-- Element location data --
--- start ---
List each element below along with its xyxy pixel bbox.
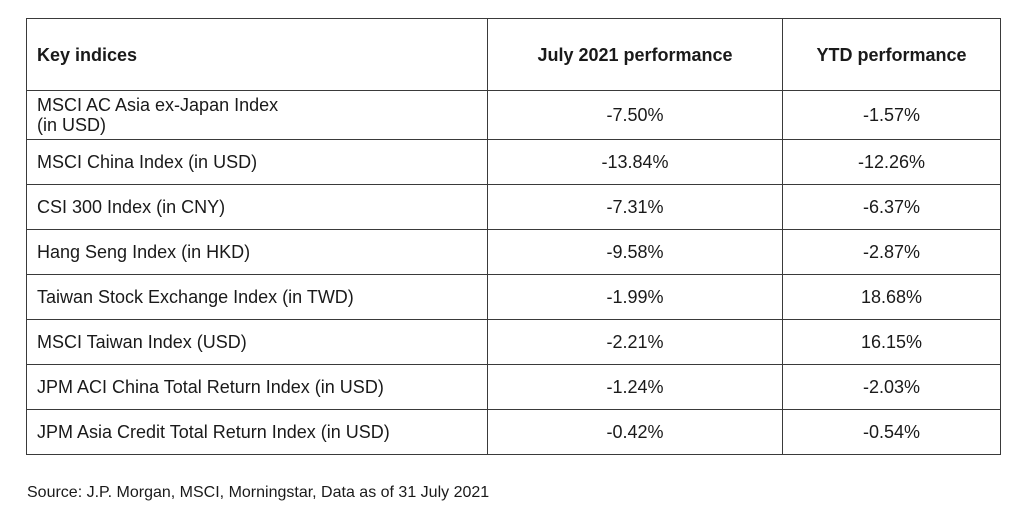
index-name-cell: JPM ACI China Total Return Index (in USD…	[26, 364, 488, 410]
july-performance-cell: -9.58%	[487, 229, 783, 275]
table-row: JPM Asia Credit Total Return Index (in U…	[26, 409, 1001, 455]
performance-table: Key indices July 2021 performance YTD pe…	[26, 18, 1001, 455]
header-row: Key indices July 2021 performance YTD pe…	[26, 18, 1001, 91]
ytd-performance-cell: 18.68%	[782, 274, 1001, 320]
index-name-cell: MSCI China Index (in USD)	[26, 139, 488, 185]
index-name-cell: Hang Seng Index (in HKD)	[26, 229, 488, 275]
table-row: CSI 300 Index (in CNY) -7.31% -6.37%	[26, 184, 1001, 230]
ytd-performance-cell: 16.15%	[782, 319, 1001, 365]
index-name-cell: Taiwan Stock Exchange Index (in TWD)	[26, 274, 488, 320]
table-row: Taiwan Stock Exchange Index (in TWD) -1.…	[26, 274, 1001, 320]
july-performance-cell: -1.99%	[487, 274, 783, 320]
july-performance-cell: -7.50%	[487, 90, 783, 140]
source-note: Source: J.P. Morgan, MSCI, Morningstar, …	[27, 484, 490, 501]
index-name-cell: CSI 300 Index (in CNY)	[26, 184, 488, 230]
index-name-cell: JPM Asia Credit Total Return Index (in U…	[26, 409, 488, 455]
table-row: JPM ACI China Total Return Index (in USD…	[26, 364, 1001, 410]
table-row: Hang Seng Index (in HKD) -9.58% -2.87%	[26, 229, 1001, 275]
ytd-performance-cell: -6.37%	[782, 184, 1001, 230]
table-row: MSCI Taiwan Index (USD) -2.21% 16.15%	[26, 319, 1001, 365]
july-performance-cell: -2.21%	[487, 319, 783, 365]
table-row: MSCI China Index (in USD) -13.84% -12.26…	[26, 139, 1001, 185]
ytd-performance-cell: -0.54%	[782, 409, 1001, 455]
index-name-cell: MSCI AC Asia ex-Japan Index (in USD)	[26, 90, 488, 140]
index-name-cell: MSCI Taiwan Index (USD)	[26, 319, 488, 365]
table-body: MSCI AC Asia ex-Japan Index (in USD) -7.…	[26, 90, 1001, 455]
july-performance-cell: -7.31%	[487, 184, 783, 230]
ytd-performance-cell: -2.03%	[782, 364, 1001, 410]
ytd-performance-cell: -2.87%	[782, 229, 1001, 275]
ytd-performance-cell: -1.57%	[782, 90, 1001, 140]
table-row: MSCI AC Asia ex-Japan Index (in USD) -7.…	[26, 90, 1001, 140]
table-header: Key indices July 2021 performance YTD pe…	[26, 18, 1001, 91]
header-key-indices: Key indices	[26, 18, 488, 91]
header-july-2021-performance: July 2021 performance	[487, 18, 783, 91]
july-performance-cell: -1.24%	[487, 364, 783, 410]
ytd-performance-cell: -12.26%	[782, 139, 1001, 185]
header-ytd-performance: YTD performance	[782, 18, 1001, 91]
july-performance-cell: -13.84%	[487, 139, 783, 185]
july-performance-cell: -0.42%	[487, 409, 783, 455]
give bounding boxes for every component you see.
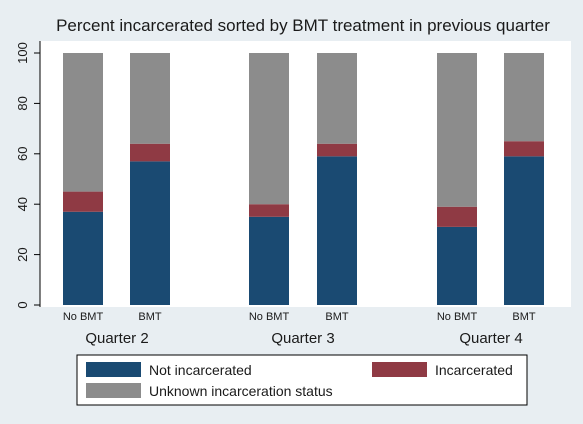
bar-segment-3-bar-6 [504,53,544,141]
x-tick-label: No BMT [249,311,290,323]
bar-segment-1-bar-2 [130,161,170,305]
y-tick-label: 0 [15,301,30,308]
legend-label: Incarcerated [435,362,513,378]
bar-segment-2-bar-6 [504,141,544,156]
x-axis-labels: No BMT BMT No BMT BMT No BMT BMT Quarter 2 Quar… [63,311,536,347]
bar-segment-2-bar-5 [437,207,477,227]
bar-segment-2-bar-1 [63,192,103,212]
legend-swatch [86,362,141,377]
legend-label: Unknown incarceration status [149,383,333,399]
y-tick-label: 100 [15,42,30,64]
y-tick-label: 20 [15,247,30,261]
bar-segment-3-bar-4 [317,53,357,144]
bar-segment-2-bar-2 [130,144,170,162]
x-tick-label: BMT [512,311,536,323]
bar-segment-3-bar-5 [437,53,477,207]
legend-swatch [372,362,427,377]
y-tick-label: 80 [15,96,30,110]
x-tick-label: BMT [325,311,349,323]
plot-area [40,41,571,307]
group-label: Quarter 3 [271,330,334,347]
legend-label: Not incarcerated [149,362,252,378]
bar-segment-1-bar-6 [504,156,544,305]
group-label: Quarter 4 [459,330,522,347]
y-tick-label: 60 [15,147,30,161]
bar-segment-2-bar-3 [249,204,289,217]
bar-segment-1-bar-5 [437,227,477,305]
group-label: Quarter 2 [85,330,148,347]
chart-title: Percent incarcerated sorted by BMT treat… [56,16,550,35]
x-tick-label: BMT [138,311,162,323]
legend: Not incarcerated Incarcerated Unknown inca… [77,355,527,405]
y-axis-ticks: 0 20 40 60 80 100 [15,42,40,308]
bar-segment-1-bar-1 [63,212,103,305]
bar-segment-3-bar-2 [130,53,170,144]
bar-segment-2-bar-4 [317,144,357,157]
bar-segment-3-bar-1 [63,53,103,192]
bar-segment-3-bar-3 [249,53,289,204]
x-tick-label: No BMT [437,311,478,323]
bar-segment-1-bar-4 [317,156,357,305]
x-tick-label: No BMT [63,311,104,323]
bar-segment-1-bar-3 [249,217,289,305]
y-tick-label: 40 [15,197,30,211]
legend-swatch [86,383,141,398]
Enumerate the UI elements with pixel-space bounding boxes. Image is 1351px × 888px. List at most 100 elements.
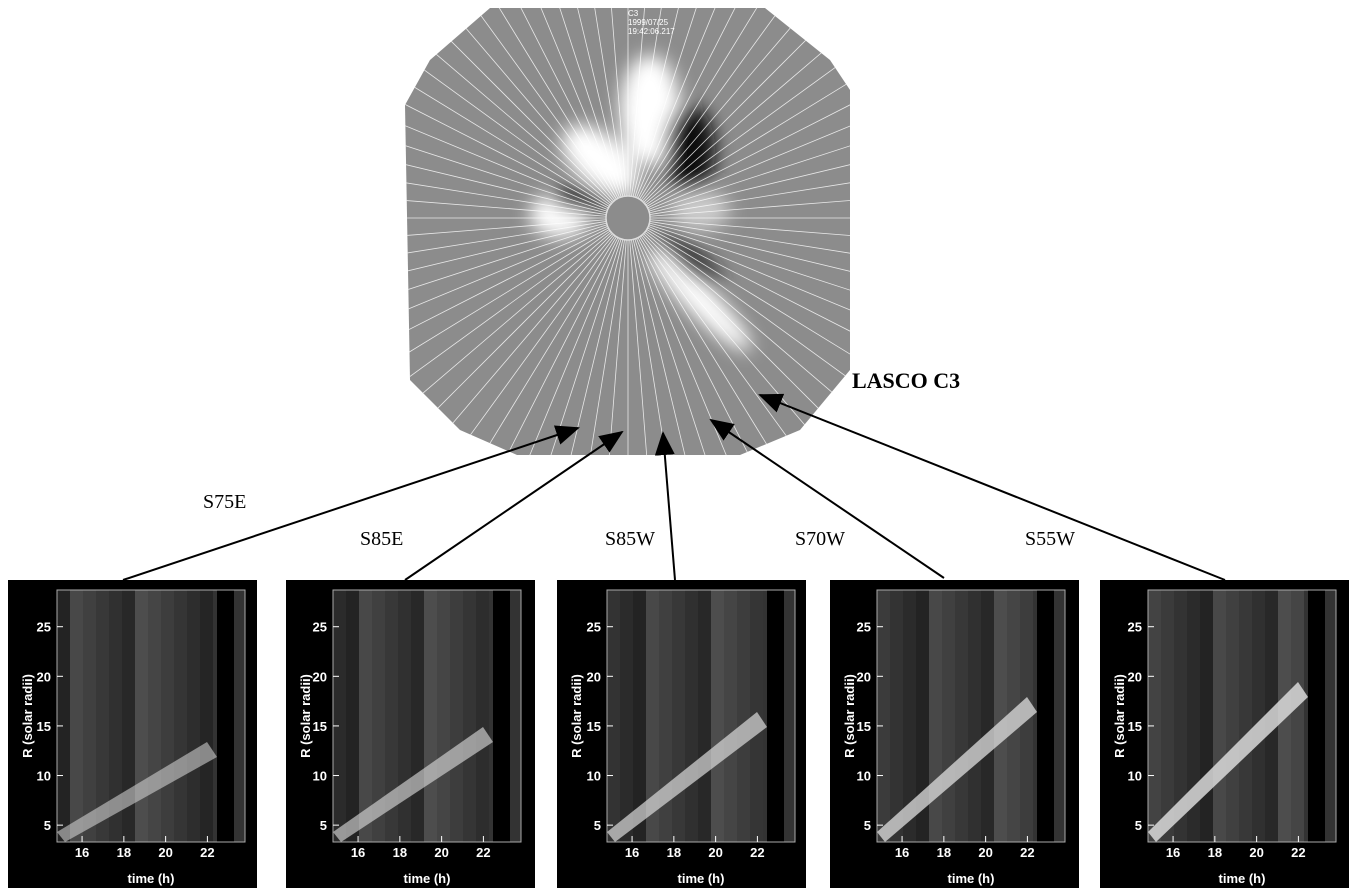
stripe: [685, 590, 698, 842]
x-tick-label: 20: [1249, 845, 1263, 860]
stripe: [711, 590, 724, 842]
stripe: [1200, 590, 1213, 842]
y-axis-label: R (solar radii): [842, 674, 857, 758]
stripe: [200, 590, 213, 842]
x-tick-label: 16: [625, 845, 639, 860]
panel-label: S55W: [1025, 528, 1075, 550]
y-tick-label: 20: [857, 669, 871, 684]
y-tick-label: 20: [587, 669, 601, 684]
stripe: [174, 590, 187, 842]
stripe: [450, 590, 463, 842]
stripe: [333, 590, 346, 842]
stripe: [476, 590, 489, 842]
x-tick-label: 18: [937, 845, 951, 860]
stripe: [929, 590, 942, 842]
arrow: [663, 433, 675, 580]
panel-label: S75E: [203, 491, 246, 513]
y-tick-label: 5: [594, 818, 601, 833]
arrow: [711, 420, 944, 578]
y-tick-label: 20: [37, 669, 51, 684]
gap: [1037, 590, 1054, 842]
panel-label: S85E: [360, 528, 403, 550]
stripe: [187, 590, 200, 842]
coronagraph-image: [298, 0, 958, 548]
y-tick-label: 15: [857, 719, 871, 734]
stripe: [1213, 590, 1226, 842]
x-axis-label: time (h): [948, 871, 995, 886]
stripe: [1161, 590, 1174, 842]
stamp: C3: [628, 9, 639, 18]
panel: 16182022510152025time (h)R (solar radii): [557, 580, 806, 888]
x-tick-label: 18: [117, 845, 131, 860]
x-tick-label: 16: [75, 845, 89, 860]
gap: [767, 590, 784, 842]
y-tick-label: 5: [44, 818, 51, 833]
stripe: [737, 590, 750, 842]
y-tick-label: 10: [587, 769, 601, 784]
y-axis-label: R (solar radii): [569, 674, 584, 758]
y-tick-label: 5: [1135, 818, 1142, 833]
stripe: [135, 590, 148, 842]
stripe: [942, 590, 955, 842]
y-tick-label: 5: [864, 818, 871, 833]
x-tick-label: 18: [667, 845, 681, 860]
panel-label: S85W: [605, 528, 655, 550]
arrow: [760, 395, 1225, 580]
x-tick-label: 22: [476, 845, 490, 860]
x-tick-label: 20: [434, 845, 448, 860]
y-tick-label: 10: [1128, 769, 1142, 784]
stripe: [994, 590, 1007, 842]
y-tick-label: 25: [313, 620, 327, 635]
stamp: 1999/07/25: [628, 18, 669, 27]
stripe: [981, 590, 994, 842]
y-tick-label: 15: [587, 719, 601, 734]
x-tick-label: 20: [708, 845, 722, 860]
stripe: [1226, 590, 1239, 842]
x-tick-label: 16: [351, 845, 365, 860]
figure: C3 1999/07/25 19:42:06.217 LASCO C3 16 18…: [0, 0, 1351, 888]
y-axis-label: R (solar radii): [298, 674, 313, 758]
x-tick-label: 20: [978, 845, 992, 860]
y-tick-label: 20: [313, 669, 327, 684]
stripe: [70, 590, 83, 842]
stripe: [672, 590, 685, 842]
image-label: LASCO C3: [852, 368, 960, 393]
stripe: [57, 590, 70, 842]
stripe: [1239, 590, 1252, 842]
x-tick-label: 16: [895, 845, 909, 860]
stripe: [1148, 590, 1161, 842]
stripe: [411, 590, 424, 842]
stripe: [437, 590, 450, 842]
stripe: [1291, 590, 1304, 842]
stripe: [359, 590, 372, 842]
panel: 16182022510152025time (h)R (solar radii): [286, 580, 535, 888]
stripe: [620, 590, 633, 842]
stripe: [346, 590, 359, 842]
gap: [1308, 590, 1325, 842]
x-axis-label: time (h): [128, 871, 175, 886]
y-tick-label: 10: [37, 769, 51, 784]
x-tick-label: 22: [200, 845, 214, 860]
y-tick-label: 25: [857, 620, 871, 635]
y-axis-label: R (solar radii): [20, 674, 35, 758]
stripe: [890, 590, 903, 842]
y-tick-label: 25: [1128, 620, 1142, 635]
stripe: [698, 590, 711, 842]
stripe: [463, 590, 476, 842]
y-tick-label: 10: [313, 769, 327, 784]
x-axis-label: time (h): [1219, 871, 1266, 886]
arrow: [123, 428, 578, 580]
gap: [493, 590, 510, 842]
x-axis-label: time (h): [404, 871, 451, 886]
y-tick-label: 25: [37, 620, 51, 635]
y-tick-label: 25: [587, 620, 601, 635]
stamp: 19:42:06.217: [628, 27, 675, 36]
stripe: [161, 590, 174, 842]
y-tick-label: 10: [857, 769, 871, 784]
x-tick-label: 22: [1291, 845, 1305, 860]
x-axis-label: time (h): [678, 871, 725, 886]
stripe: [83, 590, 96, 842]
arrow: [405, 432, 622, 580]
stripe: [724, 590, 737, 842]
page: C3 1999/07/25 19:42:06.217 LASCO C3 16 18…: [0, 0, 1351, 888]
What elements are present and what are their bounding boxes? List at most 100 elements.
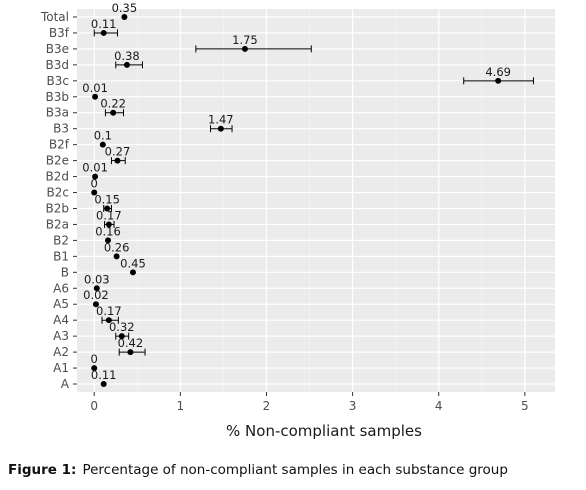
--- end ---
-- What to do --
How many lines of the entries contain the string "List", matching case? Reply with the number only.

-- Written response --
3